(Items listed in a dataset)
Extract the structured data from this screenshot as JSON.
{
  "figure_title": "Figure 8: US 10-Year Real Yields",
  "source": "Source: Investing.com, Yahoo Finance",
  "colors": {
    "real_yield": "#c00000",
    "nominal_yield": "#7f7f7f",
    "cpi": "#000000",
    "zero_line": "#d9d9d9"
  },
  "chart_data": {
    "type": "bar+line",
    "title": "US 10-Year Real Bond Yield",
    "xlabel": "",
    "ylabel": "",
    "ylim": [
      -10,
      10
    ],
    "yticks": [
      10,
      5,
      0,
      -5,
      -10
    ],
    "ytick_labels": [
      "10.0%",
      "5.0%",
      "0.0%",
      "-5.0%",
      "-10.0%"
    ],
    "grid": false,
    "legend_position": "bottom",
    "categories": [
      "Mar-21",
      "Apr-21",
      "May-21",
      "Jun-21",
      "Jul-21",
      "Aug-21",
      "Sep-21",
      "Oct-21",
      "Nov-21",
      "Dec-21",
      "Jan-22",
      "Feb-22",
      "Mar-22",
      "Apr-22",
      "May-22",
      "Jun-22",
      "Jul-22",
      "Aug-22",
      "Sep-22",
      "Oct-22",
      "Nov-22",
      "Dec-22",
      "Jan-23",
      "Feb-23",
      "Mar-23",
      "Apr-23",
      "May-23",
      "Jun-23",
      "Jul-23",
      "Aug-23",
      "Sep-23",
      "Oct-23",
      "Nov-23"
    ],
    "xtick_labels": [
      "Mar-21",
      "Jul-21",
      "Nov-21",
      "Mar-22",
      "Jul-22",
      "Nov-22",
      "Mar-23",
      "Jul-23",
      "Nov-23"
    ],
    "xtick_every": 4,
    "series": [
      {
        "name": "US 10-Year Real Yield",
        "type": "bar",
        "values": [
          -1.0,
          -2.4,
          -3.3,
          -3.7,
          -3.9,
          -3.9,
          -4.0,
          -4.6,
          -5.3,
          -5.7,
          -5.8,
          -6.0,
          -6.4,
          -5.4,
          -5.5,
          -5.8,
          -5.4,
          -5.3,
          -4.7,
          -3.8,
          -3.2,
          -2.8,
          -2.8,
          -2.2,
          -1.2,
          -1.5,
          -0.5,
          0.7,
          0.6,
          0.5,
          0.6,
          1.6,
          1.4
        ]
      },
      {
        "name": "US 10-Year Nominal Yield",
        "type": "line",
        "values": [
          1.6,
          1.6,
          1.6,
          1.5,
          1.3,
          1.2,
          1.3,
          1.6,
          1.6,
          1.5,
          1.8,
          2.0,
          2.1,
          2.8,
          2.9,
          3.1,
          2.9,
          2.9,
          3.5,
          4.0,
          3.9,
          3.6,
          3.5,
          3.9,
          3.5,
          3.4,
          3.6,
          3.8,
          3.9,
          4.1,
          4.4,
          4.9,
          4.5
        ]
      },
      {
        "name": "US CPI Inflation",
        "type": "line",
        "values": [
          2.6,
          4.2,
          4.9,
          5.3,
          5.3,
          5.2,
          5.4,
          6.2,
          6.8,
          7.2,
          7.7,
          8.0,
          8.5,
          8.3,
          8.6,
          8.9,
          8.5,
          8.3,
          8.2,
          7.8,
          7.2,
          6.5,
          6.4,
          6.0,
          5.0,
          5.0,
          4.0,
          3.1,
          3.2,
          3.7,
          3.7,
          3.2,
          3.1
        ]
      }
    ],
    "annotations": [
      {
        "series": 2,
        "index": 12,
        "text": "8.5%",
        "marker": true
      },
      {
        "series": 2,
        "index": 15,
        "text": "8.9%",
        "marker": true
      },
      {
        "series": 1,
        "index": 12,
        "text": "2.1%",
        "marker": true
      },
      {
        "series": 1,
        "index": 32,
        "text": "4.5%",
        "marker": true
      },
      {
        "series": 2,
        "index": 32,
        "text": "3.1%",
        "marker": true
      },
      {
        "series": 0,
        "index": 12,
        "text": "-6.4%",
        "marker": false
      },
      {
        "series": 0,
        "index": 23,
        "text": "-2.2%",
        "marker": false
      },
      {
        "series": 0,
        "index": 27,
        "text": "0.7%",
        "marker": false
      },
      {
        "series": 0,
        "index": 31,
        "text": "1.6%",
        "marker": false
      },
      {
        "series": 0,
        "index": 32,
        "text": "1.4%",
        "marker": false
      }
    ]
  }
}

*Brief*.
Copy out each record from above, exactly.

*Reply*.
Extract the structured data from this screenshot as JSON.
{
  "figure_title": "Figure 8: US 10-Year Real Yields",
  "source": "Source: Investing.com, Yahoo Finance",
  "colors": {
    "real_yield": "#c00000",
    "nominal_yield": "#7f7f7f",
    "cpi": "#000000",
    "zero_line": "#d9d9d9"
  },
  "chart_data": {
    "type": "bar+line",
    "title": "US 10-Year Real Bond Yield",
    "xlabel": "",
    "ylabel": "",
    "ylim": [
      -10,
      10
    ],
    "yticks": [
      10,
      5,
      0,
      -5,
      -10
    ],
    "ytick_labels": [
      "10.0%",
      "5.0%",
      "0.0%",
      "-5.0%",
      "-10.0%"
    ],
    "grid": false,
    "legend_position": "bottom",
    "categories": [
      "Mar-21",
      "Apr-21",
      "May-21",
      "Jun-21",
      "Jul-21",
      "Aug-21",
      "Sep-21",
      "Oct-21",
      "Nov-21",
      "Dec-21",
      "Jan-22",
      "Feb-22",
      "Mar-22",
      "Apr-22",
      "May-22",
      "Jun-22",
      "Jul-22",
      "Aug-22",
      "Sep-22",
      "Oct-22",
      "Nov-22",
      "Dec-22",
      "Jan-23",
      "Feb-23",
      "Mar-23",
      "Apr-23",
      "May-23",
      "Jun-23",
      "Jul-23",
      "Aug-23",
      "Sep-23",
      "Oct-23",
      "Nov-23"
    ],
    "xtick_labels": [
      "Mar-21",
      "Jul-21",
      "Nov-21",
      "Mar-22",
      "Jul-22",
      "Nov-22",
      "Mar-23",
      "Jul-23",
      "Nov-23"
    ],
    "xtick_every": 4,
    "series": [
      {
        "name": "US 10-Year Real Yield",
        "type": "bar",
        "values": [
          -1.0,
          -2.4,
          -3.3,
          -3.7,
          -3.9,
          -3.9,
          -4.0,
          -4.6,
          -5.3,
          -5.7,
          -5.8,
          -6.0,
          -6.4,
          -5.4,
          -5.5,
          -5.8,
          -5.4,
          -5.3,
          -4.7,
          -3.8,
          -3.2,
          -2.8,
          -2.8,
          -2.2,
          -1.2,
          -1.5,
          -0.5,
          0.7,
          0.6,
          0.5,
          0.6,
          1.6,
          1.4
        ]
      },
      {
        "name": "US 10-Year Nominal Yield",
        "type": "line",
        "values": [
          1.6,
          1.6,
          1.6,
          1.5,
          1.3,
          1.2,
          1.3,
          1.6,
          1.6,
          1.5,
          1.8,
          2.0,
          2.1,
          2.8,
          2.9,
          3.1,
          2.9,
          2.9,
          3.5,
          4.0,
          3.9,
          3.6,
          3.5,
          3.9,
          3.5,
          3.4,
          3.6,
          3.8,
          3.9,
          4.1,
          4.4,
          4.9,
          4.5
        ]
      },
      {
        "name": "US CPI Inflation",
        "type": "line",
        "values": [
          2.6,
          4.2,
          4.9,
          5.3,
          5.3,
          5.2,
          5.4,
          6.2,
          6.8,
          7.2,
          7.7,
          8.0,
          8.5,
          8.3,
          8.6,
          8.9,
          8.5,
          8.3,
          8.2,
          7.8,
          7.2,
          6.5,
          6.4,
          6.0,
          5.0,
          5.0,
          4.0,
          3.1,
          3.2,
          3.7,
          3.7,
          3.2,
          3.1
        ]
      }
    ],
    "annotations": [
      {
        "series": 2,
        "index": 12,
        "text": "8.5%",
        "marker": true
      },
      {
        "series": 2,
        "index": 15,
        "text": "8.9%",
        "marker": true
      },
      {
        "series": 1,
        "index": 12,
        "text": "2.1%",
        "marker": true
      },
      {
        "series": 1,
        "index": 32,
        "text": "4.5%",
        "marker": true
      },
      {
        "series": 2,
        "index": 32,
        "text": "3.1%",
        "marker": true
      },
      {
        "series": 0,
        "index": 12,
        "text": "-6.4%",
        "marker": false
      },
      {
        "series": 0,
        "index": 23,
        "text": "-2.2%",
        "marker": false
      },
      {
        "series": 0,
        "index": 27,
        "text": "0.7%",
        "marker": false
      },
      {
        "series": 0,
        "index": 31,
        "text": "1.6%",
        "marker": false
      },
      {
        "series": 0,
        "index": 32,
        "text": "1.4%",
        "marker": false
      }
    ]
  }
}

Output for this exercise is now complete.